Copy the data that follows exactly. Include no pictures.

---*---

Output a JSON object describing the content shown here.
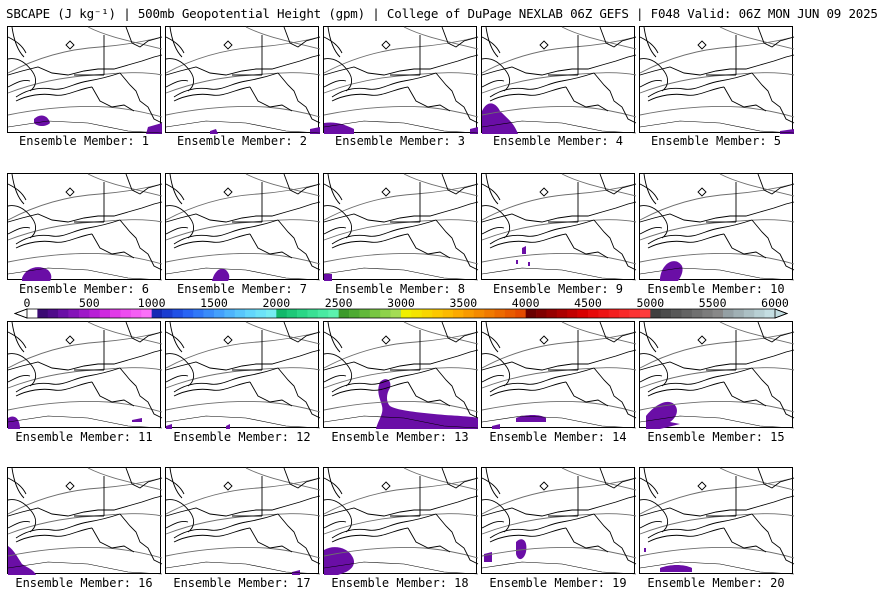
{
  "header": {
    "title": "SBCAPE (J kg⁻¹) | 500mb Geopotential Height (gpm) | College of DuPage NEXLAB 06Z GEFS | F048 Valid: 06Z MON JUN 09 2025"
  },
  "members": [
    {
      "label": "Ensemble Member: 1"
    },
    {
      "label": "Ensemble Member: 2"
    },
    {
      "label": "Ensemble Member: 3"
    },
    {
      "label": "Ensemble Member: 4"
    },
    {
      "label": "Ensemble Member: 5"
    },
    {
      "label": "Ensemble Member: 6"
    },
    {
      "label": "Ensemble Member: 7"
    },
    {
      "label": "Ensemble Member: 8"
    },
    {
      "label": "Ensemble Member: 9"
    },
    {
      "label": "Ensemble Member: 10"
    },
    {
      "label": "Ensemble Member: 11"
    },
    {
      "label": "Ensemble Member: 12"
    },
    {
      "label": "Ensemble Member: 13"
    },
    {
      "label": "Ensemble Member: 14"
    },
    {
      "label": "Ensemble Member: 15"
    },
    {
      "label": "Ensemble Member: 16"
    },
    {
      "label": "Ensemble Member: 17"
    },
    {
      "label": "Ensemble Member: 18"
    },
    {
      "label": "Ensemble Member: 19"
    },
    {
      "label": "Ensemble Member: 20"
    }
  ],
  "colorbar": {
    "ticks": [
      "0",
      "500",
      "1000",
      "1500",
      "2000",
      "2500",
      "3000",
      "3500",
      "4000",
      "4500",
      "5000",
      "5500",
      "6000"
    ],
    "colors": [
      "#ffffff",
      "#3b0a73",
      "#4f0b8a",
      "#6a0ea6",
      "#8412b8",
      "#9e18c8",
      "#b81ed6",
      "#cf2ae0",
      "#e13ae8",
      "#ee4cf0",
      "#f55ef4",
      "#fb70f8",
      "#1428b4",
      "#1a3cd0",
      "#2050e6",
      "#2864f4",
      "#3078f8",
      "#3a8cfa",
      "#44a0fc",
      "#4eb4fc",
      "#58c6fc",
      "#62d6fc",
      "#6ce2f8",
      "#76ecf2",
      "#12b86a",
      "#1ec878",
      "#2ad686",
      "#3ae094",
      "#4aeaa2",
      "#5cf2ae",
      "#3c9a2a",
      "#4eaa32",
      "#62b83a",
      "#78c642",
      "#8ed24a",
      "#a4dc54",
      "#f0f000",
      "#f4e400",
      "#f8d600",
      "#fcc800",
      "#fcba00",
      "#fcaa00",
      "#f89a00",
      "#f48a00",
      "#f07a00",
      "#ec6a00",
      "#e85a00",
      "#e44a00",
      "#6a0000",
      "#800000",
      "#960000",
      "#ac0000",
      "#c20000",
      "#d80000",
      "#e60a0a",
      "#ee1414",
      "#f41e1e",
      "#f82828",
      "#fc3232",
      "#ff3c3c",
      "#404040",
      "#4c4c4c",
      "#585858",
      "#646464",
      "#707070",
      "#7c7c7c",
      "#888888",
      "#94a0a4",
      "#a0b0b4",
      "#acc0c4",
      "#b8d0d4",
      "#c4dee2"
    ]
  }
}
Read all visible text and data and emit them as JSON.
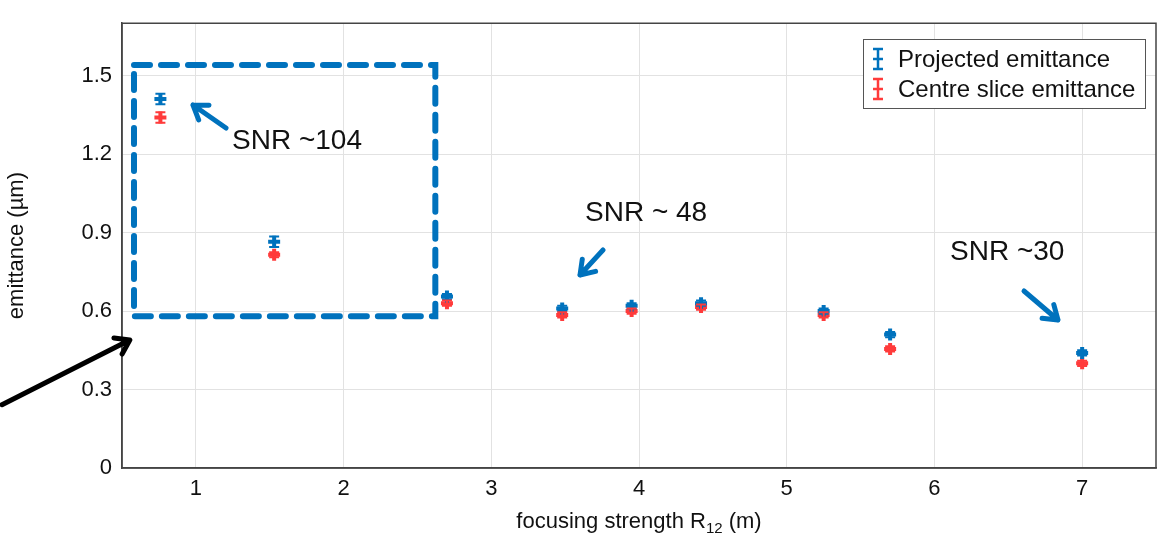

---*---

## FULL ANSWER
Output a JSON object describing the content shown here.
{
  "header": {
    "title": "SBCAPE (J kg⁻¹) | 500mb Geopotential Height (gpm) | College of DuPage NEXLAB 06Z GEFS | F048 Valid: 06Z MON JUN 09 2025"
  },
  "members": [
    {
      "label": "Ensemble Member: 1"
    },
    {
      "label": "Ensemble Member: 2"
    },
    {
      "label": "Ensemble Member: 3"
    },
    {
      "label": "Ensemble Member: 4"
    },
    {
      "label": "Ensemble Member: 5"
    },
    {
      "label": "Ensemble Member: 6"
    },
    {
      "label": "Ensemble Member: 7"
    },
    {
      "label": "Ensemble Member: 8"
    },
    {
      "label": "Ensemble Member: 9"
    },
    {
      "label": "Ensemble Member: 10"
    },
    {
      "label": "Ensemble Member: 11"
    },
    {
      "label": "Ensemble Member: 12"
    },
    {
      "label": "Ensemble Member: 13"
    },
    {
      "label": "Ensemble Member: 14"
    },
    {
      "label": "Ensemble Member: 15"
    },
    {
      "label": "Ensemble Member: 16"
    },
    {
      "label": "Ensemble Member: 17"
    },
    {
      "label": "Ensemble Member: 18"
    },
    {
      "label": "Ensemble Member: 19"
    },
    {
      "label": "Ensemble Member: 20"
    }
  ],
  "colorbar": {
    "ticks": [
      "0",
      "500",
      "1000",
      "1500",
      "2000",
      "2500",
      "3000",
      "3500",
      "4000",
      "4500",
      "5000",
      "5500",
      "6000"
    ],
    "colors": [
      "#ffffff",
      "#3b0a73",
      "#4f0b8a",
      "#6a0ea6",
      "#8412b8",
      "#9e18c8",
      "#b81ed6",
      "#cf2ae0",
      "#e13ae8",
      "#ee4cf0",
      "#f55ef4",
      "#fb70f8",
      "#1428b4",
      "#1a3cd0",
      "#2050e6",
      "#2864f4",
      "#3078f8",
      "#3a8cfa",
      "#44a0fc",
      "#4eb4fc",
      "#58c6fc",
      "#62d6fc",
      "#6ce2f8",
      "#76ecf2",
      "#12b86a",
      "#1ec878",
      "#2ad686",
      "#3ae094",
      "#4aeaa2",
      "#5cf2ae",
      "#3c9a2a",
      "#4eaa32",
      "#62b83a",
      "#78c642",
      "#8ed24a",
      "#a4dc54",
      "#f0f000",
      "#f4e400",
      "#f8d600",
      "#fcc800",
      "#fcba00",
      "#fcaa00",
      "#f89a00",
      "#f48a00",
      "#f07a00",
      "#ec6a00",
      "#e85a00",
      "#e44a00",
      "#6a0000",
      "#800000",
      "#960000",
      "#ac0000",
      "#c20000",
      "#d80000",
      "#e60a0a",
      "#ee1414",
      "#f41e1e",
      "#f82828",
      "#fc3232",
      "#ff3c3c",
      "#404040",
      "#4c4c4c",
      "#585858",
      "#646464",
      "#707070",
      "#7c7c7c",
      "#888888",
      "#94a0a4",
      "#a0b0b4",
      "#acc0c4",
      "#b8d0d4",
      "#c4dee2"
    ]
  }
}
Read all visible text and data and emit them as JSON.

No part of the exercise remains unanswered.